* Start Records for this exercise *
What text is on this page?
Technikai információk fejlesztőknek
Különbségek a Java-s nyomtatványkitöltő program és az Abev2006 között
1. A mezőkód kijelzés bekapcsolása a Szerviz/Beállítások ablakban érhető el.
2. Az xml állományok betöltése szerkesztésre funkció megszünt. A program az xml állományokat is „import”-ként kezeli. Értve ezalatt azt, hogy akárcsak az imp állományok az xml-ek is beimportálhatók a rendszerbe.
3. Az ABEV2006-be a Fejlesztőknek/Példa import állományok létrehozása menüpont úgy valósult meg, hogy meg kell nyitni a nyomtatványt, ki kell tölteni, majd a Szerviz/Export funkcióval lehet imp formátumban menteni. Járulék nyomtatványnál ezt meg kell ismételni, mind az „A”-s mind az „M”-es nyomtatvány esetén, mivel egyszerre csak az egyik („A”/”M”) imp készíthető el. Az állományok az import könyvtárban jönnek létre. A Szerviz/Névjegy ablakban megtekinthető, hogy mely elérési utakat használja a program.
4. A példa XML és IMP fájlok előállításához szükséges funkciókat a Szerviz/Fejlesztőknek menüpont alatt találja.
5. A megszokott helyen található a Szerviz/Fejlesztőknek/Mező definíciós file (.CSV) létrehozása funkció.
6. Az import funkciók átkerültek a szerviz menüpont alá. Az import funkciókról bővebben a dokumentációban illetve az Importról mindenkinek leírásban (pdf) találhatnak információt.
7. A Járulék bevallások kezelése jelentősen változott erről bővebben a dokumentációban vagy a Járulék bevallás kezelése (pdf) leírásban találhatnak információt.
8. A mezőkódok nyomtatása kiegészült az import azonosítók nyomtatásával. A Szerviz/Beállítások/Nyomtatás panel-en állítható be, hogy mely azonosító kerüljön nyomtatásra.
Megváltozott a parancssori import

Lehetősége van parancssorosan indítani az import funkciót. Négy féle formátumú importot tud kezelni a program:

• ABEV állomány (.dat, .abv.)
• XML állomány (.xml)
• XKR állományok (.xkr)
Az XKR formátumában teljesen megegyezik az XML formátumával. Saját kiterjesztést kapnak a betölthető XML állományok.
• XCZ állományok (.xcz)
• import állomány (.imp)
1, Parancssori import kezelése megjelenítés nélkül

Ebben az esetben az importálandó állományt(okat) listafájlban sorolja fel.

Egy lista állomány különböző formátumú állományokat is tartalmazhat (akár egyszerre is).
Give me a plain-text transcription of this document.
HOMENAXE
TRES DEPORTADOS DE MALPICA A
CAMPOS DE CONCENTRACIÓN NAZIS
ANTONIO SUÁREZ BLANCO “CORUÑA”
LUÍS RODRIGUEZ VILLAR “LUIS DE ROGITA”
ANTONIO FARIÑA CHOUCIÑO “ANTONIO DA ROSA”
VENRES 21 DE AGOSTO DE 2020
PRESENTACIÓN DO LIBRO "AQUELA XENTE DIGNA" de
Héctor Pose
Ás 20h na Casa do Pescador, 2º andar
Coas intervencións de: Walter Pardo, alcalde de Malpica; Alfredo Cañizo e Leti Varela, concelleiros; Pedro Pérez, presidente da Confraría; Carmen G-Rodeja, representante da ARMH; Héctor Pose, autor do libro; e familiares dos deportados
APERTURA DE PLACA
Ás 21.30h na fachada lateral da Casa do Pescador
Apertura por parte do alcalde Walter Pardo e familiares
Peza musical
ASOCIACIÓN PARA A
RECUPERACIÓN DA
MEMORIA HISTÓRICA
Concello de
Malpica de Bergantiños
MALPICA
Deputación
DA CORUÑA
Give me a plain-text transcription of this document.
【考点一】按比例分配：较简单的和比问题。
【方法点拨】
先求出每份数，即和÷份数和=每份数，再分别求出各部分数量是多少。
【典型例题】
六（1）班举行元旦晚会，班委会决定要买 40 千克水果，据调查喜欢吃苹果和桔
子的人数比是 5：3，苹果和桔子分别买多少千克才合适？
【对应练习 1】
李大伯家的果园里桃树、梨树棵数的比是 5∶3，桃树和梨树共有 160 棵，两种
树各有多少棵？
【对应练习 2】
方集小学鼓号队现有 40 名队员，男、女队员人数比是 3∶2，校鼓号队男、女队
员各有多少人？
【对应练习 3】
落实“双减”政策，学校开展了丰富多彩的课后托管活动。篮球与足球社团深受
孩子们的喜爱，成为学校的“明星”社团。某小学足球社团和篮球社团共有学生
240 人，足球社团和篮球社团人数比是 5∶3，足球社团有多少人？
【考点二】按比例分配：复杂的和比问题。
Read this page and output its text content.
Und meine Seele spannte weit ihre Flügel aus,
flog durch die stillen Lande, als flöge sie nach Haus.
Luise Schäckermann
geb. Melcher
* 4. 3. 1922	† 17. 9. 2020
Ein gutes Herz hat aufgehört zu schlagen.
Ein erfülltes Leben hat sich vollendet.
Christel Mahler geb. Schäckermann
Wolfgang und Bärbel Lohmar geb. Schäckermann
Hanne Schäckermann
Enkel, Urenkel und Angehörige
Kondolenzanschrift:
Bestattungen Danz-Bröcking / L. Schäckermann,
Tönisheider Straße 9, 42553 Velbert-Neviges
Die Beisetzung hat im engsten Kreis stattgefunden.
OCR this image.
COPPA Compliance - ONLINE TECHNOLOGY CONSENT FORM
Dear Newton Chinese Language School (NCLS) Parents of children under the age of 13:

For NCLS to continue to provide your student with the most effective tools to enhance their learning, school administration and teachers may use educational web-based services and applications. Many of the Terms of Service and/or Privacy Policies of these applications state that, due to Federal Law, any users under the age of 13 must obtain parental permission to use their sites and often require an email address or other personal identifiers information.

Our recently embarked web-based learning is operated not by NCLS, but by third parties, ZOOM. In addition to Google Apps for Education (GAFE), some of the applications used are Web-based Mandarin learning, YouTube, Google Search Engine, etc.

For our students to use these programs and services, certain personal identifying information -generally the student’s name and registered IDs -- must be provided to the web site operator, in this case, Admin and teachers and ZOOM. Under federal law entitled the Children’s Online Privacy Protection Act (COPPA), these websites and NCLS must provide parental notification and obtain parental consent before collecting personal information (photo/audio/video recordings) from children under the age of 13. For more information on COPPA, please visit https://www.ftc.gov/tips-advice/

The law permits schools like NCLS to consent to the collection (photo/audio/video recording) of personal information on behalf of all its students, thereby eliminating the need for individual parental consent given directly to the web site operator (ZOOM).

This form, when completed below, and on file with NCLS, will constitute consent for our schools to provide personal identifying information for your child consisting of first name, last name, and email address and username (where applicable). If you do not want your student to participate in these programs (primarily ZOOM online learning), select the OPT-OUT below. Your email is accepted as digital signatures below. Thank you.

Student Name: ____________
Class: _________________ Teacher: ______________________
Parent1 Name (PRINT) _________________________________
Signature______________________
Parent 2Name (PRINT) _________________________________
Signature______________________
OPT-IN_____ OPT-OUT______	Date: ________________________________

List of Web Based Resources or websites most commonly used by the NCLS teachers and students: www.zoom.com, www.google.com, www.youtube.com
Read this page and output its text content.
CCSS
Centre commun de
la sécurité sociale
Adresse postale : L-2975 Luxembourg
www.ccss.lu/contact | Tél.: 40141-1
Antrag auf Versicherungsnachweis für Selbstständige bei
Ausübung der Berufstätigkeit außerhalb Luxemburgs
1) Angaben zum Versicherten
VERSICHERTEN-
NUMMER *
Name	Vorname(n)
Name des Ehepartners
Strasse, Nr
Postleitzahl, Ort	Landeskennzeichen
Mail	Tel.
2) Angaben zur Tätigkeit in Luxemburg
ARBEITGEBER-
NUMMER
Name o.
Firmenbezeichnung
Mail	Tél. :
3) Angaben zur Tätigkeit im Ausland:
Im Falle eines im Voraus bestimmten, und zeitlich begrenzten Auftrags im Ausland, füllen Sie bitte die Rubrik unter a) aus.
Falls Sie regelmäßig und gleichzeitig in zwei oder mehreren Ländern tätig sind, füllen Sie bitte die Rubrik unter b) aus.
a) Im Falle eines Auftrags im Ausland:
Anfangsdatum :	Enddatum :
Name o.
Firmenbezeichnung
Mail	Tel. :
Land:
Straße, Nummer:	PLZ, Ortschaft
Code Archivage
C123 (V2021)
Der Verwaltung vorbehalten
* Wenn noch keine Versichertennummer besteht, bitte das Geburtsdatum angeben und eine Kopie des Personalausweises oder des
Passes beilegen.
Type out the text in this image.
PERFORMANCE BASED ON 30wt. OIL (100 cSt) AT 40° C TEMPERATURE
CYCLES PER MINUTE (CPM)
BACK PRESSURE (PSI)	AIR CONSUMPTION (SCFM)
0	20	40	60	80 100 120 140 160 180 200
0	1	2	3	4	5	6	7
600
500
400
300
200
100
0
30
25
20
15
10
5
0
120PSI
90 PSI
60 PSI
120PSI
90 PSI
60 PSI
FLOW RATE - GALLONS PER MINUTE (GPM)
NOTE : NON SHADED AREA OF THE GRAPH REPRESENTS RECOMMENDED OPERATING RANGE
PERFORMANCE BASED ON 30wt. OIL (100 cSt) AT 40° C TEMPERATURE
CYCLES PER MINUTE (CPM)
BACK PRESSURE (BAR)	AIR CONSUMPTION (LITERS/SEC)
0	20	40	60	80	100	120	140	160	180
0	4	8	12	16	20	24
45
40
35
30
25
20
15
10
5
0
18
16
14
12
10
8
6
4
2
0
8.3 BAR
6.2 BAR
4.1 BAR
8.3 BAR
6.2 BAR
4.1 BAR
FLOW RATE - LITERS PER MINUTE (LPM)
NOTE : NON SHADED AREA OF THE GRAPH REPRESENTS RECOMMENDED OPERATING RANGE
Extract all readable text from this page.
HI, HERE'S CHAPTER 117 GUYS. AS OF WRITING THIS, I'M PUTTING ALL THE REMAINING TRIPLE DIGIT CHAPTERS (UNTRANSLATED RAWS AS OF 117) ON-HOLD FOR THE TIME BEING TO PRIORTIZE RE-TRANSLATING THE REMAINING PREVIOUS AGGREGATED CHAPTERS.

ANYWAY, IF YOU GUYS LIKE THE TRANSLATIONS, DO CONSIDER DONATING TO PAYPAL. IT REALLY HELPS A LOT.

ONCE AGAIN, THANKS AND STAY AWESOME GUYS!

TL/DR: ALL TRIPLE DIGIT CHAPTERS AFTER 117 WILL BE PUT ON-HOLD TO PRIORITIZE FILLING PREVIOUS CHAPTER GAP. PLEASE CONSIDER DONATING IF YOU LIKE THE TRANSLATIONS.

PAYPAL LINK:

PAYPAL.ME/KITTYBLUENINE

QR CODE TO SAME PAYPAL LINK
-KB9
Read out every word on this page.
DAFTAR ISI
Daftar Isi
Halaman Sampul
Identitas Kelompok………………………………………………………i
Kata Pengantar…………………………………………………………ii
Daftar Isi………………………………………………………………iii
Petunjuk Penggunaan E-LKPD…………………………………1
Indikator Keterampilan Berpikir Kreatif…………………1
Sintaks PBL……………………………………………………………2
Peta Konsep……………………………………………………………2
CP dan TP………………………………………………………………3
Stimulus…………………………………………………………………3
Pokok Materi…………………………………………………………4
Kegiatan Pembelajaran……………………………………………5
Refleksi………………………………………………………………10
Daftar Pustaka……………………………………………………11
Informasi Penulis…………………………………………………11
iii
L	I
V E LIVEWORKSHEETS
* End Records for this exercise *
### What you are asked to do
Set out every line from the material that contains the string "állományokat".

### Answer to this exercise
2. Az xml állományok betöltése szerkesztésre funkció megszünt. A program az xml állományokat is „import”-ként kezeli. Értve ezalatt azt, hogy akárcsak az imp állományok az xml-ek is beimportálhatók a rendszerbe.
Egy lista állomány különböző formátumú állományokat is tartalmazhat (akár egyszerre is).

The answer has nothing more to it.